--- Begin ---

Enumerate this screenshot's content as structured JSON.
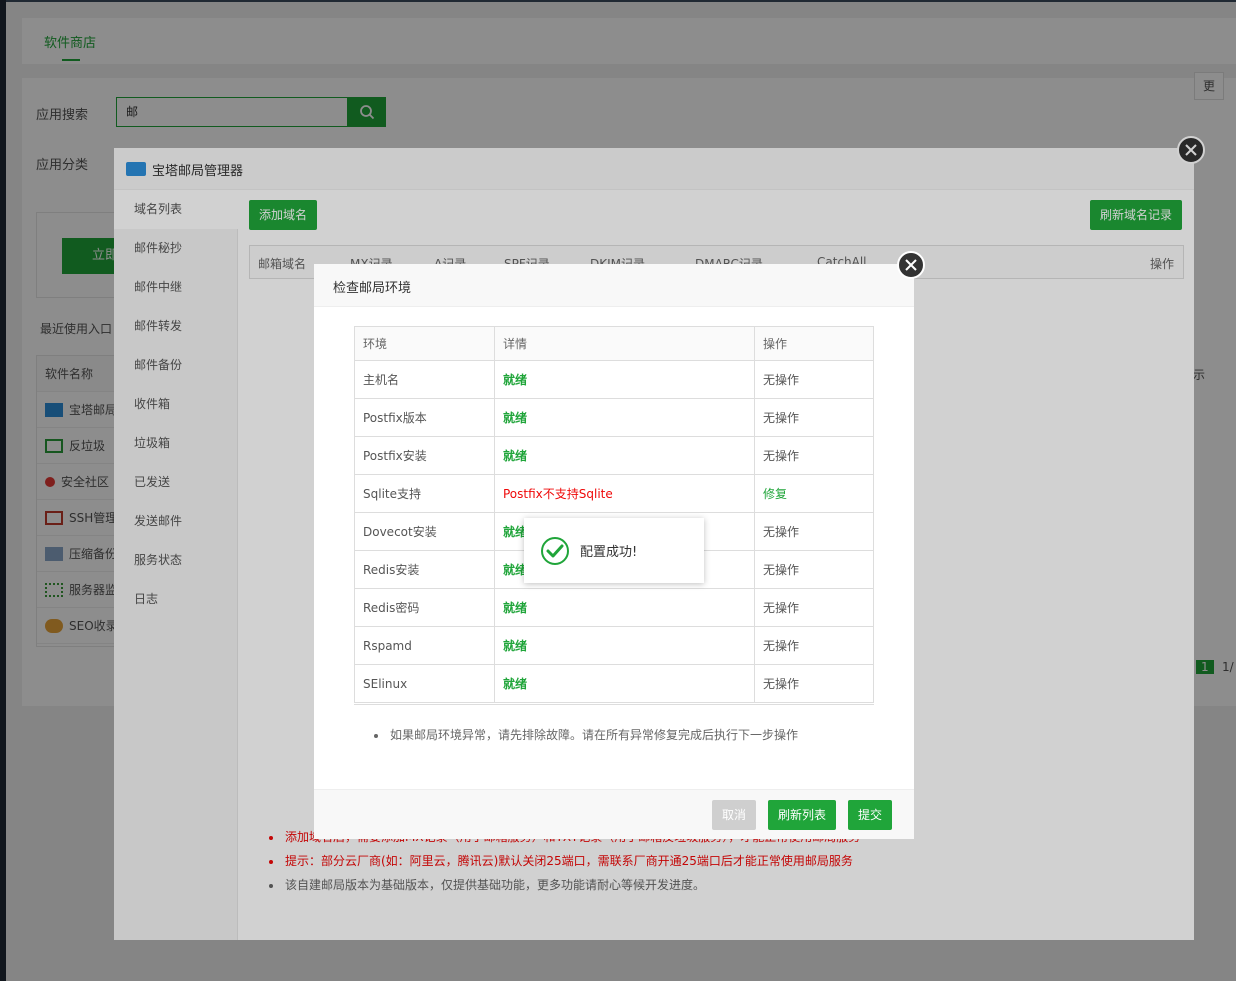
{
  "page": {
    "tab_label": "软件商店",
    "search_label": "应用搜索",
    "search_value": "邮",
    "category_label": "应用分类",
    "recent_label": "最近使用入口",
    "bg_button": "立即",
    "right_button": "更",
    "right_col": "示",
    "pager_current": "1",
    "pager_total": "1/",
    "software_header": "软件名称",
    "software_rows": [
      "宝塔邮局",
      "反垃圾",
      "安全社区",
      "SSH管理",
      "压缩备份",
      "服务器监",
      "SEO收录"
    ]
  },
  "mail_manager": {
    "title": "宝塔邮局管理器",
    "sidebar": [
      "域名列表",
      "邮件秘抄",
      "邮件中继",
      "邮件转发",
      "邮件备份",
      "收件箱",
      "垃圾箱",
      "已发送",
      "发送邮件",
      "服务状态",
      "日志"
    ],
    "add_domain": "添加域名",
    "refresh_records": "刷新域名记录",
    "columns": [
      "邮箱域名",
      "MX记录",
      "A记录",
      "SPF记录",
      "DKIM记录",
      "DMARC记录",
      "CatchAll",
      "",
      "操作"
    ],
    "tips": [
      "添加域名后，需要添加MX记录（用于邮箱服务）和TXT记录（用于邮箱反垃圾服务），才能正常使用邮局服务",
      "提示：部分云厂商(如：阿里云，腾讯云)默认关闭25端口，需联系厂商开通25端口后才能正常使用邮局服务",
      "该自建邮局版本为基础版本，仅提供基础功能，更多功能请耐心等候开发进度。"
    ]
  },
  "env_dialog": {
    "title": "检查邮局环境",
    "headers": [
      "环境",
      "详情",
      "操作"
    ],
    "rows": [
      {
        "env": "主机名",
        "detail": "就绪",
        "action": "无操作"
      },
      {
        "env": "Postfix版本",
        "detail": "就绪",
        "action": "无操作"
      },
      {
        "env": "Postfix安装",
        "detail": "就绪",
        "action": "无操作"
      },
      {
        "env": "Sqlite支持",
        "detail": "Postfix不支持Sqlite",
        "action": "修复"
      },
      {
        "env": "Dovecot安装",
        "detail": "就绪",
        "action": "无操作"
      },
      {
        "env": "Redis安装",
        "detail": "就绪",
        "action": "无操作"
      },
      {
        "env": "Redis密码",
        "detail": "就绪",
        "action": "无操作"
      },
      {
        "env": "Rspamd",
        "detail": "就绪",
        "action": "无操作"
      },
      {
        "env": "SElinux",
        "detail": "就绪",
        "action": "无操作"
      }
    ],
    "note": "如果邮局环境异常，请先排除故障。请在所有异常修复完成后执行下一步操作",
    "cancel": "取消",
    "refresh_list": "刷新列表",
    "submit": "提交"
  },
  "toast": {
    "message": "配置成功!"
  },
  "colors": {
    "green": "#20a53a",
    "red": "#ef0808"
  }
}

--- End ---
--- Begin ---

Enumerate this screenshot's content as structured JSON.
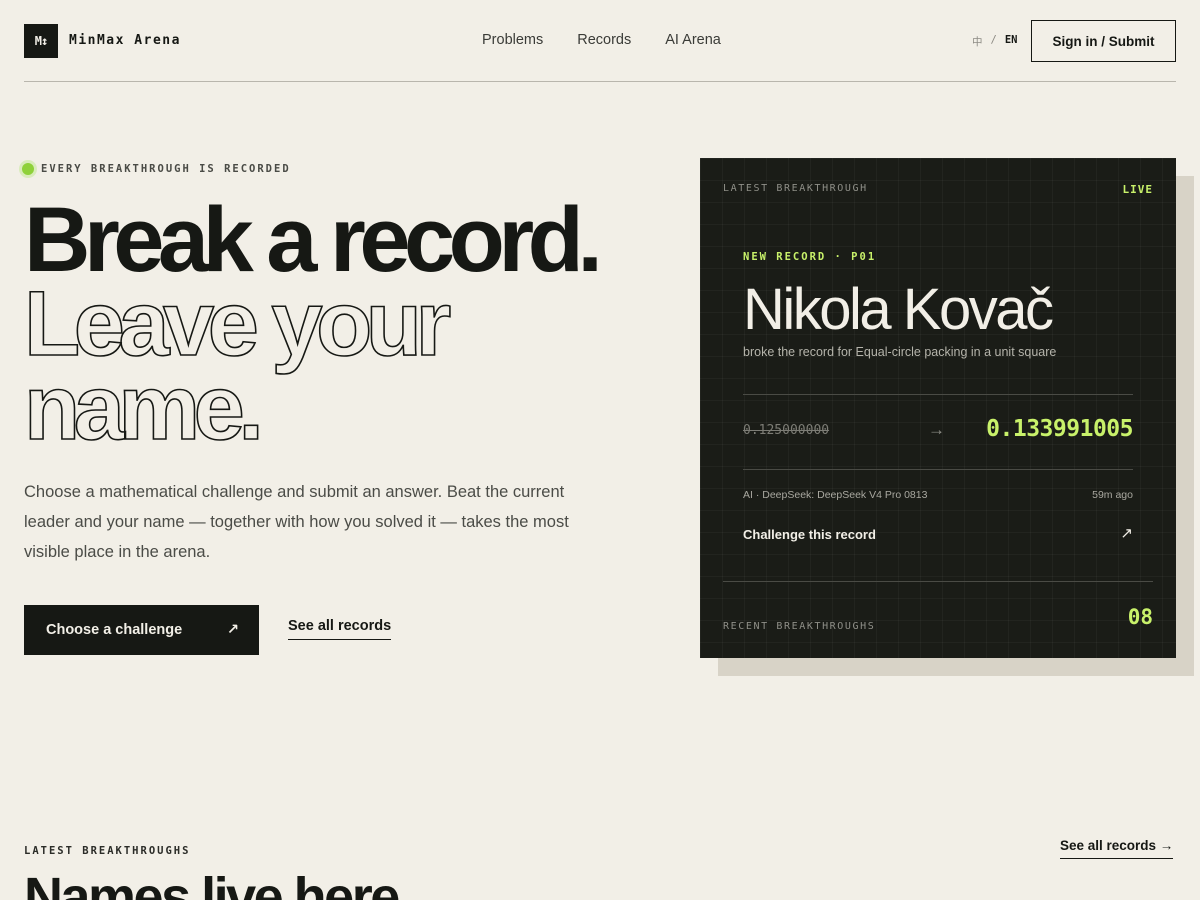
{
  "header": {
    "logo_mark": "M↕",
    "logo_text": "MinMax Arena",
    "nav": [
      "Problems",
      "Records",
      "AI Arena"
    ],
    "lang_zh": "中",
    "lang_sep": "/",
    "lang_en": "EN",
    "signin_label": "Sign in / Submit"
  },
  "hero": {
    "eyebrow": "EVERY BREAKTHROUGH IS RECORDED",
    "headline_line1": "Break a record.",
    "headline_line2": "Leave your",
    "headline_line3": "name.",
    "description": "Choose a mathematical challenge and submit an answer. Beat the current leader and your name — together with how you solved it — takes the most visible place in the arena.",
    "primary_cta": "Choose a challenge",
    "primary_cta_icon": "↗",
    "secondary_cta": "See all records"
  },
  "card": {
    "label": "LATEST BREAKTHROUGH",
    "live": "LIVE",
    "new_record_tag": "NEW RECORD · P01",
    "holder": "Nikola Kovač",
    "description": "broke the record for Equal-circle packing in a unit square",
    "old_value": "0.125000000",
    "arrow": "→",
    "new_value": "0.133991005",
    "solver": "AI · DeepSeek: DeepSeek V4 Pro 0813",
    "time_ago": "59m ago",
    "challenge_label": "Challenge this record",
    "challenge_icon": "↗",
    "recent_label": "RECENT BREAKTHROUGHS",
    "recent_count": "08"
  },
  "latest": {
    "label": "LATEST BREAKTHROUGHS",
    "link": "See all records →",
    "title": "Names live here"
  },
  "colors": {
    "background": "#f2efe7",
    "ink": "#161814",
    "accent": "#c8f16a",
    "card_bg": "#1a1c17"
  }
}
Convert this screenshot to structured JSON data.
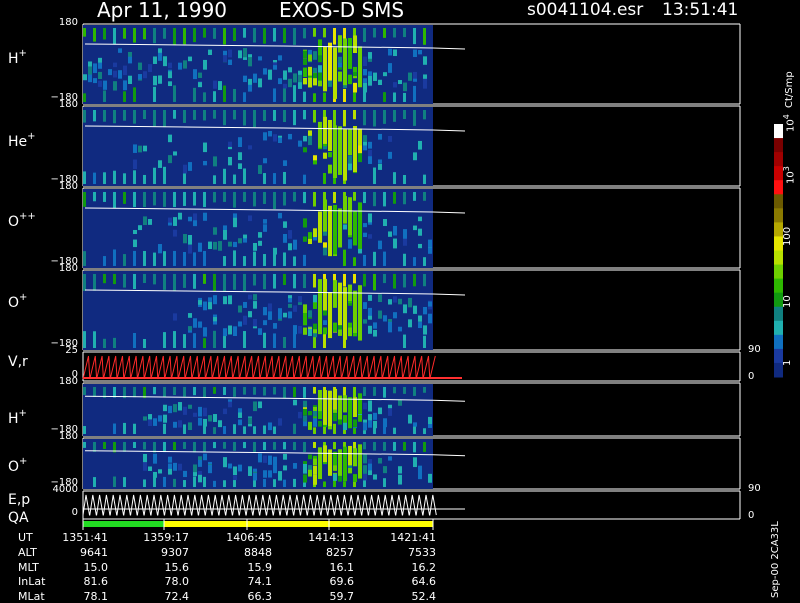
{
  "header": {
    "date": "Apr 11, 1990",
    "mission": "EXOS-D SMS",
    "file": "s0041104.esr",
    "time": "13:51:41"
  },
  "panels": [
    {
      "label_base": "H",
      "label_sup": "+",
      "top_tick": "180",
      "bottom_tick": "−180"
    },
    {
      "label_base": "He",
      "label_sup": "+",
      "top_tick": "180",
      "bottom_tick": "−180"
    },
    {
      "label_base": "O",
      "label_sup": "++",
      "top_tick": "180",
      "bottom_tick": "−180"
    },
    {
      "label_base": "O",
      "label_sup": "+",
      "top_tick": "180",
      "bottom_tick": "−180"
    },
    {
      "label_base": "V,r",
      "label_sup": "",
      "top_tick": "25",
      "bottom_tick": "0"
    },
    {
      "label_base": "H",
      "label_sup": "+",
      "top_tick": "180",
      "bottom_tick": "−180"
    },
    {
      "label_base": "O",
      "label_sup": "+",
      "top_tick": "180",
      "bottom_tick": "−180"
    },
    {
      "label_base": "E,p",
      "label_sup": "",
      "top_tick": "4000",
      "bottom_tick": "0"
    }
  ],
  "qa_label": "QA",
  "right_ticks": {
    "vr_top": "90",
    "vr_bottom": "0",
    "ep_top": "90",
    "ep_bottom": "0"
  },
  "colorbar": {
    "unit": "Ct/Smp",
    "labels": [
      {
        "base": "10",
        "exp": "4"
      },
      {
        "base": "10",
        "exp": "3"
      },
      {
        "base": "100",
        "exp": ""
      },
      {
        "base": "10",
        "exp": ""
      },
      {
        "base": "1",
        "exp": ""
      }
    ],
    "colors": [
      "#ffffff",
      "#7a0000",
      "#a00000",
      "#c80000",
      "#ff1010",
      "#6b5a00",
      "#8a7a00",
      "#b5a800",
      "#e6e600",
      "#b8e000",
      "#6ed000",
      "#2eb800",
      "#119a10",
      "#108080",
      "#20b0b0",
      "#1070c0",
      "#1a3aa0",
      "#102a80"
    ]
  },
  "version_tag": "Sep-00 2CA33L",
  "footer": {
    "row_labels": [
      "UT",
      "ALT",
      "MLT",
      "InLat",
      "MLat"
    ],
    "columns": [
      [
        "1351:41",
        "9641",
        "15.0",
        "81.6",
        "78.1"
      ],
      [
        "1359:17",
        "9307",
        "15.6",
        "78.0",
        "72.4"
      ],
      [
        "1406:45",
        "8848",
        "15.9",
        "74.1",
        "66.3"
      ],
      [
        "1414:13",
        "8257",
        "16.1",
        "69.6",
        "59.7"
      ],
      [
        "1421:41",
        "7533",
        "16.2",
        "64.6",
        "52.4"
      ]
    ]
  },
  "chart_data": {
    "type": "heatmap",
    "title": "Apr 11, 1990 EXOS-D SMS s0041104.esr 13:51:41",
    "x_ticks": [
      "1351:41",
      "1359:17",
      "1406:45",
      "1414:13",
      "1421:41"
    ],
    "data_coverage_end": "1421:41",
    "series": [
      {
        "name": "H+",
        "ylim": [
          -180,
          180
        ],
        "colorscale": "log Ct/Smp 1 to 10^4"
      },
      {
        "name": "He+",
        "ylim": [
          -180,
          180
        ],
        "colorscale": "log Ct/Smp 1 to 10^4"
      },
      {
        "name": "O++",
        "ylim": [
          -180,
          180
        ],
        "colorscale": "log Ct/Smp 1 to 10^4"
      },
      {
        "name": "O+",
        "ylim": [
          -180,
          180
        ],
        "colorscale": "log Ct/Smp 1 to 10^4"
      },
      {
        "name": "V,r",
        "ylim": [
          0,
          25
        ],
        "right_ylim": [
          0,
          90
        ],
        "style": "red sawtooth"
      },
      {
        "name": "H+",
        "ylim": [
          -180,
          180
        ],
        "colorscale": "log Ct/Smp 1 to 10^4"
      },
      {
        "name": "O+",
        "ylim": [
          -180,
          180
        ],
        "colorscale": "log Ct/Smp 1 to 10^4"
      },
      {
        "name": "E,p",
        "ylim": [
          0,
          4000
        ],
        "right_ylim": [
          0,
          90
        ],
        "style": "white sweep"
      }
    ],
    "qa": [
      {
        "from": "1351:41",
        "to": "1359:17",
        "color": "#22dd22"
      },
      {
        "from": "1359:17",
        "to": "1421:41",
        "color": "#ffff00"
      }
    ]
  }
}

--- End ---
--- Begin ---

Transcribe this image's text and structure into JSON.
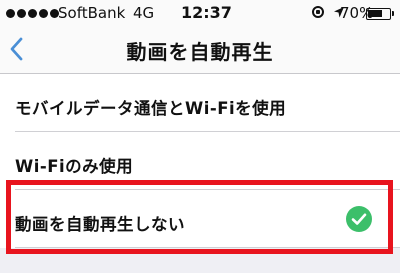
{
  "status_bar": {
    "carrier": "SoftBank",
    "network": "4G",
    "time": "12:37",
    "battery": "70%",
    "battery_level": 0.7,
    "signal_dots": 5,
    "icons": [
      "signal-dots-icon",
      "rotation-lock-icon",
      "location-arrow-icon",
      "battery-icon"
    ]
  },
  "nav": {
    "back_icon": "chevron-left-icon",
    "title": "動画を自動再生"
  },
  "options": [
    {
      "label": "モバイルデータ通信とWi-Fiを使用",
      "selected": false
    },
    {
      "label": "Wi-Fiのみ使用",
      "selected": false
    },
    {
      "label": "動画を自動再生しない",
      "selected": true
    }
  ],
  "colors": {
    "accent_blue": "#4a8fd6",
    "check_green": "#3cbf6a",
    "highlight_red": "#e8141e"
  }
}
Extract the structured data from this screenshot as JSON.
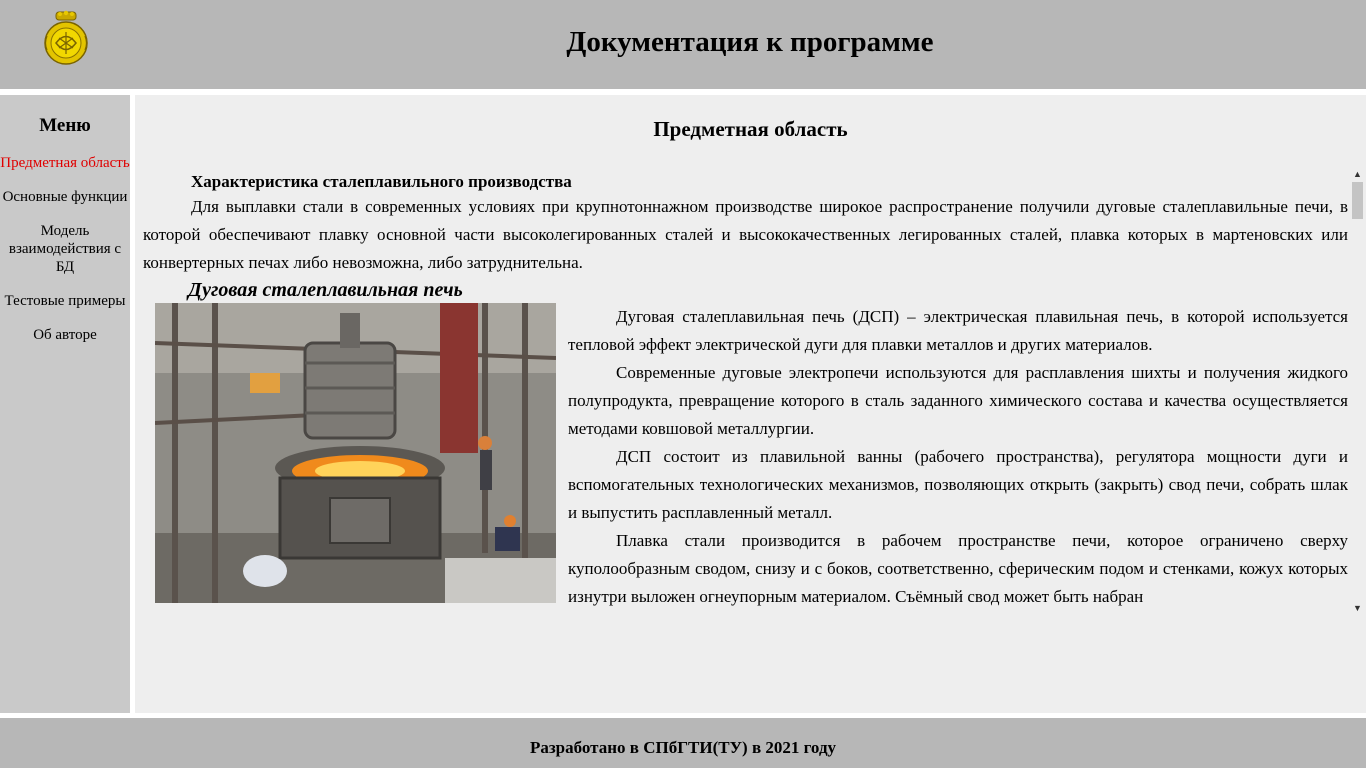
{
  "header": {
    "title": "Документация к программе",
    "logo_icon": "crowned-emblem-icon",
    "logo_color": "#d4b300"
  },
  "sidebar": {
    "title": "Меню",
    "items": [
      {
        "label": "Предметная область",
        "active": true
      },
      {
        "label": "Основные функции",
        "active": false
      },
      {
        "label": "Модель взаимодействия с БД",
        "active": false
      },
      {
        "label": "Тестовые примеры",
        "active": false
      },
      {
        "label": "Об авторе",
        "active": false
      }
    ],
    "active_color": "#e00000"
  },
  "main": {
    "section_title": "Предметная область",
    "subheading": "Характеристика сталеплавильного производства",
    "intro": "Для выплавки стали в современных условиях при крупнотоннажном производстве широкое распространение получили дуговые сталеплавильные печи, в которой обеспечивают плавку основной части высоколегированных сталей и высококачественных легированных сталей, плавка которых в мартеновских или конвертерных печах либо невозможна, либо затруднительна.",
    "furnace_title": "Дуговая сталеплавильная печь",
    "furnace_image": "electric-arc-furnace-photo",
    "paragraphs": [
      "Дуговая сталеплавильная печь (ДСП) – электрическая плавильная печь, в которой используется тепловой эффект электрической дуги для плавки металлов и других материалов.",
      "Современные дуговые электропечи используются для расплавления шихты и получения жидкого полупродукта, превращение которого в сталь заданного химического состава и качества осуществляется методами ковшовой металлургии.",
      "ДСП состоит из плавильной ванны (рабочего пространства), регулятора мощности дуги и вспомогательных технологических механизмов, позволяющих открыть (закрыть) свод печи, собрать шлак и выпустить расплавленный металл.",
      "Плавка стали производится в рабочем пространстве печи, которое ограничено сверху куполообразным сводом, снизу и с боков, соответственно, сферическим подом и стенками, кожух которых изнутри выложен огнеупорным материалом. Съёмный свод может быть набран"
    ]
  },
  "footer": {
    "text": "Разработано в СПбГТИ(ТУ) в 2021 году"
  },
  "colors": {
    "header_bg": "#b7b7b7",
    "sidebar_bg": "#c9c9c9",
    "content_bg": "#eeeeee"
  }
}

--- End ---

## [Written exercise]
In the records above, find each line that holds the word "from"; copy all such lines.

## [Task solution]
        "from": "1351:41",
        "from": "1359:17",
Extract the structured data from this screenshot as JSON.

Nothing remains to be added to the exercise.